>> start Provided entries
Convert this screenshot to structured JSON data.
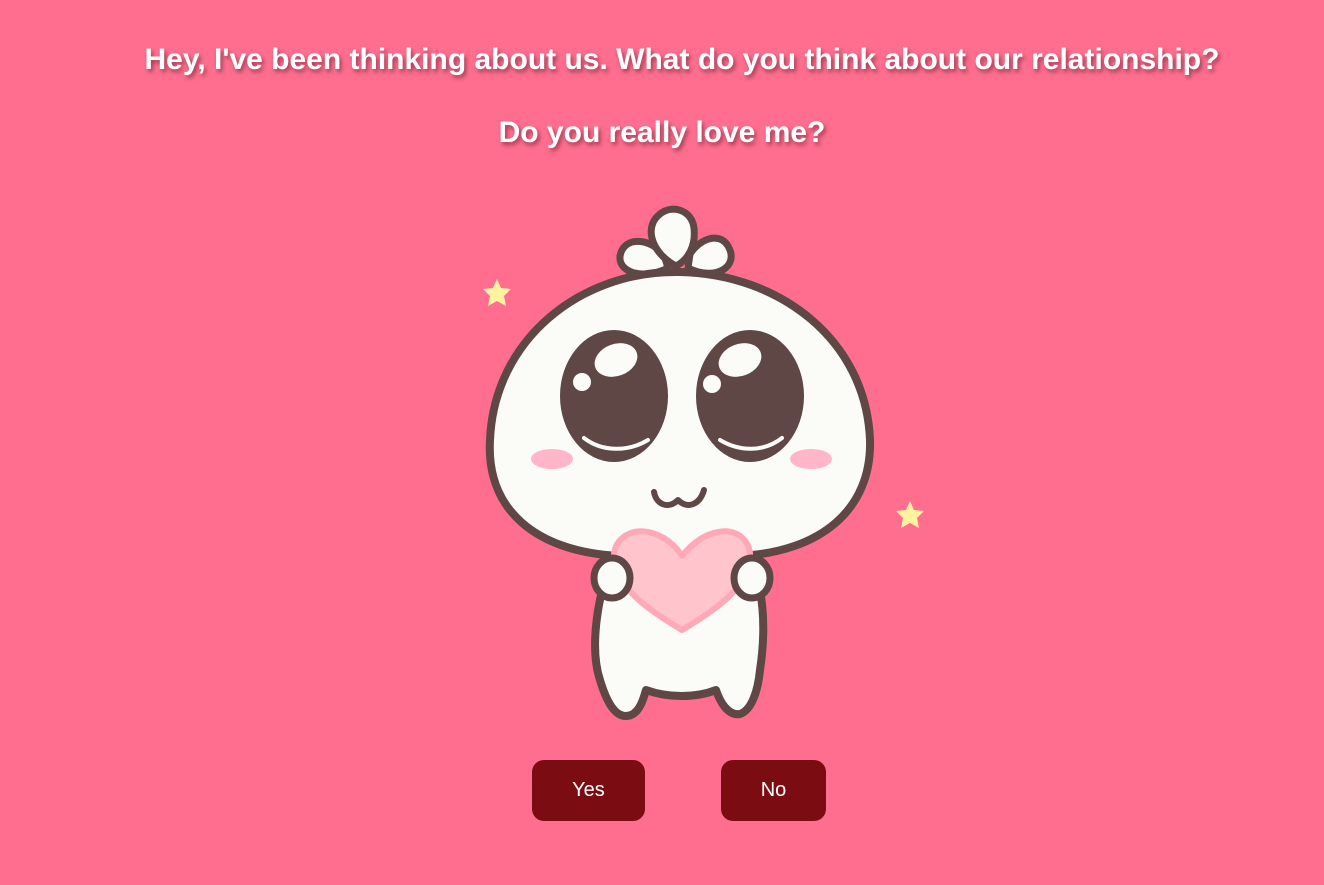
{
  "prompt": {
    "line1": "Hey, I've been thinking about us. What do you think about our relationship?",
    "line2": "Do you really love me?"
  },
  "illustration": {
    "name": "cute-mascot-holding-heart",
    "colors": {
      "outline": "#5e4745",
      "body": "#fbfbf8",
      "heart": "#ffc4cc",
      "blush": "#ffb6c8",
      "stars": "#fff3a0"
    }
  },
  "buttons": {
    "yes_label": "Yes",
    "no_label": "No"
  },
  "theme": {
    "background": "#ff6e8e",
    "button_bg": "#7b0d12",
    "text": "#ffffff"
  }
}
>> end Provided entries
◆ Objective ◆
Exactly reproduce the entries above, minus the pictures.

◆ Complete answer ◆
Convert this screenshot to structured JSON data.
{
  "prompt": {
    "line1": "Hey, I've been thinking about us. What do you think about our relationship?",
    "line2": "Do you really love me?"
  },
  "illustration": {
    "name": "cute-mascot-holding-heart",
    "colors": {
      "outline": "#5e4745",
      "body": "#fbfbf8",
      "heart": "#ffc4cc",
      "blush": "#ffb6c8",
      "stars": "#fff3a0"
    }
  },
  "buttons": {
    "yes_label": "Yes",
    "no_label": "No"
  },
  "theme": {
    "background": "#ff6e8e",
    "button_bg": "#7b0d12",
    "text": "#ffffff"
  }
}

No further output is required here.